● Stated task:
Your task is to print every entry below exactly as given.

-----

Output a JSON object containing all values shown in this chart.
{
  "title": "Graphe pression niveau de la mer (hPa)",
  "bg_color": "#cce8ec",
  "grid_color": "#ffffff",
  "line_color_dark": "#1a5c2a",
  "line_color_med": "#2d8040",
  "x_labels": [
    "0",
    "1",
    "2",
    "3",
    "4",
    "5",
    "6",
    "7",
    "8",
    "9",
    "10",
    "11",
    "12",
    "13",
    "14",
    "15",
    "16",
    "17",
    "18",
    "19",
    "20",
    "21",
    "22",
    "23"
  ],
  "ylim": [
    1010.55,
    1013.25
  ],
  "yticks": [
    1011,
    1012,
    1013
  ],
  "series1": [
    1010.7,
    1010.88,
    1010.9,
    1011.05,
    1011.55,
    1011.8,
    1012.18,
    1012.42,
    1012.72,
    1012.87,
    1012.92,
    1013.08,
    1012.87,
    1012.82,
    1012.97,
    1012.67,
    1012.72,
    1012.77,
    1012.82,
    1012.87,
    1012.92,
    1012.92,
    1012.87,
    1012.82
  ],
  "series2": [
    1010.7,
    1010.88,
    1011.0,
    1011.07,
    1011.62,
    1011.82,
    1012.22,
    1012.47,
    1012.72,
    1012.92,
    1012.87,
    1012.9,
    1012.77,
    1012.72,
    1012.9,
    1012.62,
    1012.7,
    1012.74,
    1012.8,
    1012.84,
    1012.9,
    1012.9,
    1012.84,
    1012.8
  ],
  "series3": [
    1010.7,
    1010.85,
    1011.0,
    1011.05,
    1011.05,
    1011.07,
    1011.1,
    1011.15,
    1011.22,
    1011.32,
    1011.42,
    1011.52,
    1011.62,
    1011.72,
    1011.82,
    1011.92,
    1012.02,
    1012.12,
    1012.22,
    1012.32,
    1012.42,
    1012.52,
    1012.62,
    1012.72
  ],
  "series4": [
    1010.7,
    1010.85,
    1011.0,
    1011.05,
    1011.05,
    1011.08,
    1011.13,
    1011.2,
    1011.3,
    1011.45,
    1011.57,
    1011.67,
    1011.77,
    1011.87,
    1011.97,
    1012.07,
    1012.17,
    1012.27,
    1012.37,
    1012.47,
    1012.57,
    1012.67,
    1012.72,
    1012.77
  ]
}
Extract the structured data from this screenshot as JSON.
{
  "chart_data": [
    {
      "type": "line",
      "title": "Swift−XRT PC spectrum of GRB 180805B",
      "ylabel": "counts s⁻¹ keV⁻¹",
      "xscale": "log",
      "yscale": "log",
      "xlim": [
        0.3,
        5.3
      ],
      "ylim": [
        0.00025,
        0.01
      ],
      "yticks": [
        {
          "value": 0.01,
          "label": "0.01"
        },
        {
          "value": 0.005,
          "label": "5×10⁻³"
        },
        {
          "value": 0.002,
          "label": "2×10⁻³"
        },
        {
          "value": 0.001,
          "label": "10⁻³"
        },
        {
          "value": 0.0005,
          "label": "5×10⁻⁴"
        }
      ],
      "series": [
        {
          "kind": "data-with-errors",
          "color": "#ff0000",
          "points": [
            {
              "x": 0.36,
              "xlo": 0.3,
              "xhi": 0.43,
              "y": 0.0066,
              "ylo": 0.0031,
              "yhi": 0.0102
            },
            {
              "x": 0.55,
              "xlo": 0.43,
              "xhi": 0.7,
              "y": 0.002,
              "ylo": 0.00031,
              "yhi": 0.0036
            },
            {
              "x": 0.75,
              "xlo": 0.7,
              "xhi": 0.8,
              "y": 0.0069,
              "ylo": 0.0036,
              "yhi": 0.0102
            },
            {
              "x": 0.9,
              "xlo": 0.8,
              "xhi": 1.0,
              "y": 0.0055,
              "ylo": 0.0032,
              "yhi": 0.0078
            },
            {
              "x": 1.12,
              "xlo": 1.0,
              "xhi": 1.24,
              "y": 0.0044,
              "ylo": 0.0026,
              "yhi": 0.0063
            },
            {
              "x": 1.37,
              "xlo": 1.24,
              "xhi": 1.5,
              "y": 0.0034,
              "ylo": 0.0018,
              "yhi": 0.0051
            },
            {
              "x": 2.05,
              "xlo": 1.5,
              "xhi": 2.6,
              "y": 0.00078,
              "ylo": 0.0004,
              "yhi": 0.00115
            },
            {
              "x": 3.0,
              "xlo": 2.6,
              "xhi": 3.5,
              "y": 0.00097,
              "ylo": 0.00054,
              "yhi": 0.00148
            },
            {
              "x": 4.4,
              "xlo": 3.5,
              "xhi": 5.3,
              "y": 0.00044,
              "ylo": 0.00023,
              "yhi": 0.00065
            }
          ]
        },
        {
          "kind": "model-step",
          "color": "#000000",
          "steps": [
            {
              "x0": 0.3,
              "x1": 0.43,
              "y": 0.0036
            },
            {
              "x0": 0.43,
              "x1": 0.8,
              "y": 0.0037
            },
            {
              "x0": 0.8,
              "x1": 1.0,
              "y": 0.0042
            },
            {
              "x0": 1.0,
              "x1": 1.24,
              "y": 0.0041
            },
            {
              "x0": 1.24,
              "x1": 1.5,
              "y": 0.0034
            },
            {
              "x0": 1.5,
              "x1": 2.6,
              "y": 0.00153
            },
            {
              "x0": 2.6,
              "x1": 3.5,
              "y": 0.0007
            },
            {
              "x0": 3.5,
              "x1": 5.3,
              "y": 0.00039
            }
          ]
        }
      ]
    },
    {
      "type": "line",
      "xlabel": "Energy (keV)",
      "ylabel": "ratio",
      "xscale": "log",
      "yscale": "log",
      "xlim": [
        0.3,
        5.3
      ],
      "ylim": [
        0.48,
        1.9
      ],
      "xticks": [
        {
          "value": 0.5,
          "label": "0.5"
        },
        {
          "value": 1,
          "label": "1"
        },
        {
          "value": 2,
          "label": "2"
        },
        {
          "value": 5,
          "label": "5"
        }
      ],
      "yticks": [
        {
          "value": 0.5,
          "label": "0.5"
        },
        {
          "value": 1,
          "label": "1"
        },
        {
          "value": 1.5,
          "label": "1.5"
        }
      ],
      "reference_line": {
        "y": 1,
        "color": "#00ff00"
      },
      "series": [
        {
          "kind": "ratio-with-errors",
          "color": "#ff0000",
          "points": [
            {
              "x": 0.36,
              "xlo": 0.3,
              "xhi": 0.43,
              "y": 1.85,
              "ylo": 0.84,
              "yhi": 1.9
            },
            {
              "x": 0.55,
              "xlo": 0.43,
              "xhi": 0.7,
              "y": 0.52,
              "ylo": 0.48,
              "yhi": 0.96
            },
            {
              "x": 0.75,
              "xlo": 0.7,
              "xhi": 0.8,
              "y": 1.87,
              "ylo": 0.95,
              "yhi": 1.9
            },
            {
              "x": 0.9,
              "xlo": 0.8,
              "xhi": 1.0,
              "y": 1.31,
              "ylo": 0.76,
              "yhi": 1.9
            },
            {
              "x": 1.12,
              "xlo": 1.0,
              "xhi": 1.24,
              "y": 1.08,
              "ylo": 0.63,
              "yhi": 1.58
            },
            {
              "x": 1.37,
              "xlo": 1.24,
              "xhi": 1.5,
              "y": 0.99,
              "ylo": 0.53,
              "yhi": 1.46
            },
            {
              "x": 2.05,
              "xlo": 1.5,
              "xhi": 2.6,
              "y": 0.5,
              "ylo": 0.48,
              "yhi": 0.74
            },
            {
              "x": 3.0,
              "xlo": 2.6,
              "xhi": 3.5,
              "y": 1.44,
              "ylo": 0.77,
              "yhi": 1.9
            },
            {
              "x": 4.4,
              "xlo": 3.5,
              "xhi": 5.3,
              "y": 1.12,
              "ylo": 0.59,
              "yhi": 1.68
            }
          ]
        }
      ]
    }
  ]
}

-----

● Complete output:
Output a JSON object containing all values shown in this chart.
{
  "title": "Graphe pression niveau de la mer (hPa)",
  "bg_color": "#cce8ec",
  "grid_color": "#ffffff",
  "line_color_dark": "#1a5c2a",
  "line_color_med": "#2d8040",
  "x_labels": [
    "0",
    "1",
    "2",
    "3",
    "4",
    "5",
    "6",
    "7",
    "8",
    "9",
    "10",
    "11",
    "12",
    "13",
    "14",
    "15",
    "16",
    "17",
    "18",
    "19",
    "20",
    "21",
    "22",
    "23"
  ],
  "ylim": [
    1010.55,
    1013.25
  ],
  "yticks": [
    1011,
    1012,
    1013
  ],
  "series1": [
    1010.7,
    1010.88,
    1010.9,
    1011.05,
    1011.55,
    1011.8,
    1012.18,
    1012.42,
    1012.72,
    1012.87,
    1012.92,
    1013.08,
    1012.87,
    1012.82,
    1012.97,
    1012.67,
    1012.72,
    1012.77,
    1012.82,
    1012.87,
    1012.92,
    1012.92,
    1012.87,
    1012.82
  ],
  "series2": [
    1010.7,
    1010.88,
    1011.0,
    1011.07,
    1011.62,
    1011.82,
    1012.22,
    1012.47,
    1012.72,
    1012.92,
    1012.87,
    1012.9,
    1012.77,
    1012.72,
    1012.9,
    1012.62,
    1012.7,
    1012.74,
    1012.8,
    1012.84,
    1012.9,
    1012.9,
    1012.84,
    1012.8
  ],
  "series3": [
    1010.7,
    1010.85,
    1011.0,
    1011.05,
    1011.05,
    1011.07,
    1011.1,
    1011.15,
    1011.22,
    1011.32,
    1011.42,
    1011.52,
    1011.62,
    1011.72,
    1011.82,
    1011.92,
    1012.02,
    1012.12,
    1012.22,
    1012.32,
    1012.42,
    1012.52,
    1012.62,
    1012.72
  ],
  "series4": [
    1010.7,
    1010.85,
    1011.0,
    1011.05,
    1011.05,
    1011.08,
    1011.13,
    1011.2,
    1011.3,
    1011.45,
    1011.57,
    1011.67,
    1011.77,
    1011.87,
    1011.97,
    1012.07,
    1012.17,
    1012.27,
    1012.37,
    1012.47,
    1012.57,
    1012.67,
    1012.72,
    1012.77
  ]
}
Extract the structured data from this screenshot as JSON.
{
  "chart_data": [
    {
      "type": "line",
      "title": "Swift−XRT PC spectrum of GRB 180805B",
      "ylabel": "counts s⁻¹ keV⁻¹",
      "xscale": "log",
      "yscale": "log",
      "xlim": [
        0.3,
        5.3
      ],
      "ylim": [
        0.00025,
        0.01
      ],
      "yticks": [
        {
          "value": 0.01,
          "label": "0.01"
        },
        {
          "value": 0.005,
          "label": "5×10⁻³"
        },
        {
          "value": 0.002,
          "label": "2×10⁻³"
        },
        {
          "value": 0.001,
          "label": "10⁻³"
        },
        {
          "value": 0.0005,
          "label": "5×10⁻⁴"
        }
      ],
      "series": [
        {
          "kind": "data-with-errors",
          "color": "#ff0000",
          "points": [
            {
              "x": 0.36,
              "xlo": 0.3,
              "xhi": 0.43,
              "y": 0.0066,
              "ylo": 0.0031,
              "yhi": 0.0102
            },
            {
              "x": 0.55,
              "xlo": 0.43,
              "xhi": 0.7,
              "y": 0.002,
              "ylo": 0.00031,
              "yhi": 0.0036
            },
            {
              "x": 0.75,
              "xlo": 0.7,
              "xhi": 0.8,
              "y": 0.0069,
              "ylo": 0.0036,
              "yhi": 0.0102
            },
            {
              "x": 0.9,
              "xlo": 0.8,
              "xhi": 1.0,
              "y": 0.0055,
              "ylo": 0.0032,
              "yhi": 0.0078
            },
            {
              "x": 1.12,
              "xlo": 1.0,
              "xhi": 1.24,
              "y": 0.0044,
              "ylo": 0.0026,
              "yhi": 0.0063
            },
            {
              "x": 1.37,
              "xlo": 1.24,
              "xhi": 1.5,
              "y": 0.0034,
              "ylo": 0.0018,
              "yhi": 0.0051
            },
            {
              "x": 2.05,
              "xlo": 1.5,
              "xhi": 2.6,
              "y": 0.00078,
              "ylo": 0.0004,
              "yhi": 0.00115
            },
            {
              "x": 3.0,
              "xlo": 2.6,
              "xhi": 3.5,
              "y": 0.00097,
              "ylo": 0.00054,
              "yhi": 0.00148
            },
            {
              "x": 4.4,
              "xlo": 3.5,
              "xhi": 5.3,
              "y": 0.00044,
              "ylo": 0.00023,
              "yhi": 0.00065
            }
          ]
        },
        {
          "kind": "model-step",
          "color": "#000000",
          "steps": [
            {
              "x0": 0.3,
              "x1": 0.43,
              "y": 0.0036
            },
            {
              "x0": 0.43,
              "x1": 0.8,
              "y": 0.0037
            },
            {
              "x0": 0.8,
              "x1": 1.0,
              "y": 0.0042
            },
            {
              "x0": 1.0,
              "x1": 1.24,
              "y": 0.0041
            },
            {
              "x0": 1.24,
              "x1": 1.5,
              "y": 0.0034
            },
            {
              "x0": 1.5,
              "x1": 2.6,
              "y": 0.00153
            },
            {
              "x0": 2.6,
              "x1": 3.5,
              "y": 0.0007
            },
            {
              "x0": 3.5,
              "x1": 5.3,
              "y": 0.00039
            }
          ]
        }
      ]
    },
    {
      "type": "line",
      "xlabel": "Energy (keV)",
      "ylabel": "ratio",
      "xscale": "log",
      "yscale": "log",
      "xlim": [
        0.3,
        5.3
      ],
      "ylim": [
        0.48,
        1.9
      ],
      "xticks": [
        {
          "value": 0.5,
          "label": "0.5"
        },
        {
          "value": 1,
          "label": "1"
        },
        {
          "value": 2,
          "label": "2"
        },
        {
          "value": 5,
          "label": "5"
        }
      ],
      "yticks": [
        {
          "value": 0.5,
          "label": "0.5"
        },
        {
          "value": 1,
          "label": "1"
        },
        {
          "value": 1.5,
          "label": "1.5"
        }
      ],
      "reference_line": {
        "y": 1,
        "color": "#00ff00"
      },
      "series": [
        {
          "kind": "ratio-with-errors",
          "color": "#ff0000",
          "points": [
            {
              "x": 0.36,
              "xlo": 0.3,
              "xhi": 0.43,
              "y": 1.85,
              "ylo": 0.84,
              "yhi": 1.9
            },
            {
              "x": 0.55,
              "xlo": 0.43,
              "xhi": 0.7,
              "y": 0.52,
              "ylo": 0.48,
              "yhi": 0.96
            },
            {
              "x": 0.75,
              "xlo": 0.7,
              "xhi": 0.8,
              "y": 1.87,
              "ylo": 0.95,
              "yhi": 1.9
            },
            {
              "x": 0.9,
              "xlo": 0.8,
              "xhi": 1.0,
              "y": 1.31,
              "ylo": 0.76,
              "yhi": 1.9
            },
            {
              "x": 1.12,
              "xlo": 1.0,
              "xhi": 1.24,
              "y": 1.08,
              "ylo": 0.63,
              "yhi": 1.58
            },
            {
              "x": 1.37,
              "xlo": 1.24,
              "xhi": 1.5,
              "y": 0.99,
              "ylo": 0.53,
              "yhi": 1.46
            },
            {
              "x": 2.05,
              "xlo": 1.5,
              "xhi": 2.6,
              "y": 0.5,
              "ylo": 0.48,
              "yhi": 0.74
            },
            {
              "x": 3.0,
              "xlo": 2.6,
              "xhi": 3.5,
              "y": 1.44,
              "ylo": 0.77,
              "yhi": 1.9
            },
            {
              "x": 4.4,
              "xlo": 3.5,
              "xhi": 5.3,
              "y": 1.12,
              "ylo": 0.59,
              "yhi": 1.68
            }
          ]
        }
      ]
    }
  ]
}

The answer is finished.